__PROVIDED INFORMATION__.
···
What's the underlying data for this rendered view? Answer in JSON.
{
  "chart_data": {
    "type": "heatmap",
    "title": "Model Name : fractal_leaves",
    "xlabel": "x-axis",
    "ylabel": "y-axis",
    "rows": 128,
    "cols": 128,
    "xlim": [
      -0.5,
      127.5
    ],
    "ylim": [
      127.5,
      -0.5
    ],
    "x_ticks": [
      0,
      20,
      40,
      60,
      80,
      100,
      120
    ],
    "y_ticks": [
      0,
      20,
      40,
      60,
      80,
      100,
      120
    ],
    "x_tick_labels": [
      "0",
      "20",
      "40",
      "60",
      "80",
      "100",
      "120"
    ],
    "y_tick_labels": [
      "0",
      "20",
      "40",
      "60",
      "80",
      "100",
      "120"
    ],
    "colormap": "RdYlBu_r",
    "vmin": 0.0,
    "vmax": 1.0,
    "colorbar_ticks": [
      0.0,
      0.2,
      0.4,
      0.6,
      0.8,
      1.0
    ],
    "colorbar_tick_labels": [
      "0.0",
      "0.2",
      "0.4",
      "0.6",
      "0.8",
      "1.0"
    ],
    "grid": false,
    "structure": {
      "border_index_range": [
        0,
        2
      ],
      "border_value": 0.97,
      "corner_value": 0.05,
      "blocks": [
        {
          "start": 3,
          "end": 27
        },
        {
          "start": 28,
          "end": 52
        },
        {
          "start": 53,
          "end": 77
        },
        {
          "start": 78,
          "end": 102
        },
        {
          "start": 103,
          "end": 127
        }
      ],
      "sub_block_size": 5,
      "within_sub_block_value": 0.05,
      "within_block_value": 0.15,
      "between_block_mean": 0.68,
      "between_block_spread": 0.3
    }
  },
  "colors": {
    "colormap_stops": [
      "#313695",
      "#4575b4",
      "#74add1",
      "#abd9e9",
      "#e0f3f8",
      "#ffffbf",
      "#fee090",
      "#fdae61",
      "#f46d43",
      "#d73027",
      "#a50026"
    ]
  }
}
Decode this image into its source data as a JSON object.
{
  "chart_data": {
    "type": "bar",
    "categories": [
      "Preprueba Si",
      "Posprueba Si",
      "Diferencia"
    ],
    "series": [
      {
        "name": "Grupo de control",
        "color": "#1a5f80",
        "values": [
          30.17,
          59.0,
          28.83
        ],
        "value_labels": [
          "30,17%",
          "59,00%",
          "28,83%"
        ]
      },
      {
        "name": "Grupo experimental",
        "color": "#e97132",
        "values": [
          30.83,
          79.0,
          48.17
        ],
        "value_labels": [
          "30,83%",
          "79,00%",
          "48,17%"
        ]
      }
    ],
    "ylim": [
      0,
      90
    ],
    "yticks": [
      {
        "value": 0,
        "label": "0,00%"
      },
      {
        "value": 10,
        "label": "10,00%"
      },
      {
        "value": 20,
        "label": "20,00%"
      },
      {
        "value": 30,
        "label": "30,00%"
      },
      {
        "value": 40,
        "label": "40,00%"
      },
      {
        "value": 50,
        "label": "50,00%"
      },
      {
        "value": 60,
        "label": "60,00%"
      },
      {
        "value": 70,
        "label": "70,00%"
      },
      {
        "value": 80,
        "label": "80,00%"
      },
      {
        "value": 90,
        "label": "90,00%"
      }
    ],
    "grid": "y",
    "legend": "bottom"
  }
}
···
__EXERCISE AIM__.
Output all of the data again, exactly.

__RIGHT ANSWER__.
What's the underlying data for this rendered view? Answer in JSON.
{
  "chart_data": {
    "type": "heatmap",
    "title": "Model Name : fractal_leaves",
    "xlabel": "x-axis",
    "ylabel": "y-axis",
    "rows": 128,
    "cols": 128,
    "xlim": [
      -0.5,
      127.5
    ],
    "ylim": [
      127.5,
      -0.5
    ],
    "x_ticks": [
      0,
      20,
      40,
      60,
      80,
      100,
      120
    ],
    "y_ticks": [
      0,
      20,
      40,
      60,
      80,
      100,
      120
    ],
    "x_tick_labels": [
      "0",
      "20",
      "40",
      "60",
      "80",
      "100",
      "120"
    ],
    "y_tick_labels": [
      "0",
      "20",
      "40",
      "60",
      "80",
      "100",
      "120"
    ],
    "colormap": "RdYlBu_r",
    "vmin": 0.0,
    "vmax": 1.0,
    "colorbar_ticks": [
      0.0,
      0.2,
      0.4,
      0.6,
      0.8,
      1.0
    ],
    "colorbar_tick_labels": [
      "0.0",
      "0.2",
      "0.4",
      "0.6",
      "0.8",
      "1.0"
    ],
    "grid": false,
    "structure": {
      "border_index_range": [
        0,
        2
      ],
      "border_value": 0.97,
      "corner_value": 0.05,
      "blocks": [
        {
          "start": 3,
          "end": 27
        },
        {
          "start": 28,
          "end": 52
        },
        {
          "start": 53,
          "end": 77
        },
        {
          "start": 78,
          "end": 102
        },
        {
          "start": 103,
          "end": 127
        }
      ],
      "sub_block_size": 5,
      "within_sub_block_value": 0.05,
      "within_block_value": 0.15,
      "between_block_mean": 0.68,
      "between_block_spread": 0.3
    }
  },
  "colors": {
    "colormap_stops": [
      "#313695",
      "#4575b4",
      "#74add1",
      "#abd9e9",
      "#e0f3f8",
      "#ffffbf",
      "#fee090",
      "#fdae61",
      "#f46d43",
      "#d73027",
      "#a50026"
    ]
  }
}
Decode this image into its source data as a JSON object.
{
  "chart_data": {
    "type": "bar",
    "categories": [
      "Preprueba Si",
      "Posprueba Si",
      "Diferencia"
    ],
    "series": [
      {
        "name": "Grupo de control",
        "color": "#1a5f80",
        "values": [
          30.17,
          59.0,
          28.83
        ],
        "value_labels": [
          "30,17%",
          "59,00%",
          "28,83%"
        ]
      },
      {
        "name": "Grupo experimental",
        "color": "#e97132",
        "values": [
          30.83,
          79.0,
          48.17
        ],
        "value_labels": [
          "30,83%",
          "79,00%",
          "48,17%"
        ]
      }
    ],
    "ylim": [
      0,
      90
    ],
    "yticks": [
      {
        "value": 0,
        "label": "0,00%"
      },
      {
        "value": 10,
        "label": "10,00%"
      },
      {
        "value": 20,
        "label": "20,00%"
      },
      {
        "value": 30,
        "label": "30,00%"
      },
      {
        "value": 40,
        "label": "40,00%"
      },
      {
        "value": 50,
        "label": "50,00%"
      },
      {
        "value": 60,
        "label": "60,00%"
      },
      {
        "value": 70,
        "label": "70,00%"
      },
      {
        "value": 80,
        "label": "80,00%"
      },
      {
        "value": 90,
        "label": "90,00%"
      }
    ],
    "grid": "y",
    "legend": "bottom"
  }
}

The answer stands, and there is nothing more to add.